--- BEGIN Data in this exercise ---

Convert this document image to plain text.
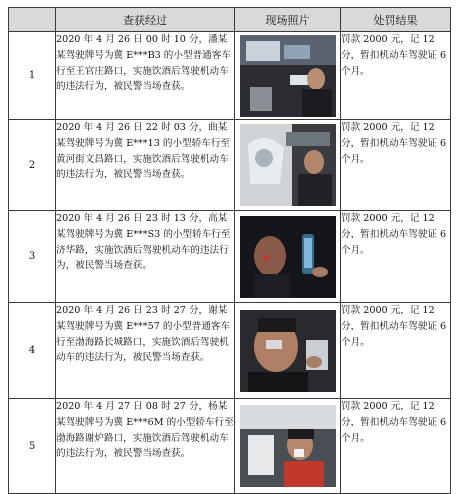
	查获经过	现场照片	处罚结果
1	2020 年 4 月 26 日 00 时 10 分，潘某某驾驶牌号为冀 E***B3 的小型普通客车行至王官庄路口，实施饮酒后驾驶机动车的违法行为，被民警当场查获。		罚款 2000 元，记 12 分，暂扣机动车驾驶证 6 个月。
2	2020 年 4 月 26 日 22 时 03 分，曲某某驾驶牌号为冀 E***13 的小型轿车行至黄河街文昌路口，实施饮酒后驾驶机动车的违法行为，被民警当场查获。		罚款 2000 元，记 12 分，暂扣机动车驾驶证 6 个月。
3	2020 年 4 月 26 日 23 时 13 分，高某某驾驶牌号为冀 E***S3 的小型轿车行至济华路，实施饮酒后驾驶机动车的违法行为，被民警当场查获。		罚款 2000 元，记 12 分，暂扣机动车驾驶证 6 个月。
4	2020 年 4 月 26 日 23 时 27 分，谢某某驾驶牌号为冀 E***57 的小型普通客车行至渤海路长城路口，实施饮酒后驾驶机动车的违法行为，被民警当场查获。		罚款 2000 元，记 12 分，暂扣机动车驾驶证 6 个月。
5	2020 年 4 月 27 日 08 时 27 分，杨某某驾驶牌号为冀 E***6M 的小型轿车行至渤海路谢炉路口，实施饮酒后驾驶机动车的违法行为，被民警当场查获。		罚款 2000 元，记 12 分，暂扣机动车驾驶证 6 个月。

--- END Data in this exercise ---

§ What you should do
Return the whole listing, word for word, and leave out every picture.

§ Written answer
Convert this document image to plain text.
	查获经过	现场照片	处罚结果
1	2020 年 4 月 26 日 00 时 10 分，潘某某驾驶牌号为冀 E***B3 的小型普通客车行至王官庄路口，实施饮酒后驾驶机动车的违法行为，被民警当场查获。		罚款 2000 元，记 12 分，暂扣机动车驾驶证 6 个月。
2	2020 年 4 月 26 日 22 时 03 分，曲某某驾驶牌号为冀 E***13 的小型轿车行至黄河街文昌路口，实施饮酒后驾驶机动车的违法行为，被民警当场查获。		罚款 2000 元，记 12 分，暂扣机动车驾驶证 6 个月。
3	2020 年 4 月 26 日 23 时 13 分，高某某驾驶牌号为冀 E***S3 的小型轿车行至济华路，实施饮酒后驾驶机动车的违法行为，被民警当场查获。		罚款 2000 元，记 12 分，暂扣机动车驾驶证 6 个月。
4	2020 年 4 月 26 日 23 时 27 分，谢某某驾驶牌号为冀 E***57 的小型普通客车行至渤海路长城路口，实施饮酒后驾驶机动车的违法行为，被民警当场查获。		罚款 2000 元，记 12 分，暂扣机动车驾驶证 6 个月。
5	2020 年 4 月 27 日 08 时 27 分，杨某某驾驶牌号为冀 E***6M 的小型轿车行至渤海路谢炉路口，实施饮酒后驾驶机动车的违法行为，被民警当场查获。		罚款 2000 元，记 12 分，暂扣机动车驾驶证 6 个月。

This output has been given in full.